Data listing
#####
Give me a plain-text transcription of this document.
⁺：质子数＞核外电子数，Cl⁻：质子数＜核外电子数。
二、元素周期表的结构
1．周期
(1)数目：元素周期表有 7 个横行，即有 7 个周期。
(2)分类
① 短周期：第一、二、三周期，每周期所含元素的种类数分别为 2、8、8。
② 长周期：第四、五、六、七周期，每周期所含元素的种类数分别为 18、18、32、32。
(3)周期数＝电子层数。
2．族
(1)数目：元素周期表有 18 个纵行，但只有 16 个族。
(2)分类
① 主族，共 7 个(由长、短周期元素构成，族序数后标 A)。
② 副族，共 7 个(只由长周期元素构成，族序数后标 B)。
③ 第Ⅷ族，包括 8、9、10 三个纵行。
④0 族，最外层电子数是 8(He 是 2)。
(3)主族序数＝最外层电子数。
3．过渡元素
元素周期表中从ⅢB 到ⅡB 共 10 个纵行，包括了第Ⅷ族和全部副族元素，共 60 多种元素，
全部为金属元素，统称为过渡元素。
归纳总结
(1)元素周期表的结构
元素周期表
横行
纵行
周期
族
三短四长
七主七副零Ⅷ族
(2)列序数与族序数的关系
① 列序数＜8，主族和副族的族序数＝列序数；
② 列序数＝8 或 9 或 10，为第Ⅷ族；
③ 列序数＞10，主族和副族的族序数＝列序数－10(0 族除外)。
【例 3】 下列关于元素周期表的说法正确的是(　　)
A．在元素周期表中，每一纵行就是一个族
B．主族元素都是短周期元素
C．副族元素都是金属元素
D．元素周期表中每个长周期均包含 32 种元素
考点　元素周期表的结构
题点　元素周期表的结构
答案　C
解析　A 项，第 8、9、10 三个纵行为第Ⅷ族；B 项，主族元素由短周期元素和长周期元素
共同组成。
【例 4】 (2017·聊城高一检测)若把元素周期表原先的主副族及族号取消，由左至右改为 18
#####
Copy out each line exactly.

Give me a plain-text transcription of this document.
⁺：质子数＞核外电子数，Cl⁻：质子数＜核外电子数。
二、元素周期表的结构
1．周期
(1)数目：元素周期表有 7 个横行，即有 7 个周期。
(2)分类
① 短周期：第一、二、三周期，每周期所含元素的种类数分别为 2、8、8。
② 长周期：第四、五、六、七周期，每周期所含元素的种类数分别为 18、18、32、32。
(3)周期数＝电子层数。
2．族
(1)数目：元素周期表有 18 个纵行，但只有 16 个族。
(2)分类
① 主族，共 7 个(由长、短周期元素构成，族序数后标 A)。
② 副族，共 7 个(只由长周期元素构成，族序数后标 B)。
③ 第Ⅷ族，包括 8、9、10 三个纵行。
④0 族，最外层电子数是 8(He 是 2)。
(3)主族序数＝最外层电子数。
3．过渡元素
元素周期表中从ⅢB 到ⅡB 共 10 个纵行，包括了第Ⅷ族和全部副族元素，共 60 多种元素，
全部为金属元素，统称为过渡元素。
归纳总结
(1)元素周期表的结构
元素周期表
横行
纵行
周期
族
三短四长
七主七副零Ⅷ族
(2)列序数与族序数的关系
① 列序数＜8，主族和副族的族序数＝列序数；
② 列序数＝8 或 9 或 10，为第Ⅷ族；
③ 列序数＞10，主族和副族的族序数＝列序数－10(0 族除外)。
【例 3】 下列关于元素周期表的说法正确的是(　　)
A．在元素周期表中，每一纵行就是一个族
B．主族元素都是短周期元素
C．副族元素都是金属元素
D．元素周期表中每个长周期均包含 32 种元素
考点　元素周期表的结构
题点　元素周期表的结构
答案　C
解析　A 项，第 8、9、10 三个纵行为第Ⅷ族；B 项，主族元素由短周期元素和长周期元素
共同组成。
【例 4】 (2017·聊城高一检测)若把元素周期表原先的主副族及族号取消，由左至右改为 18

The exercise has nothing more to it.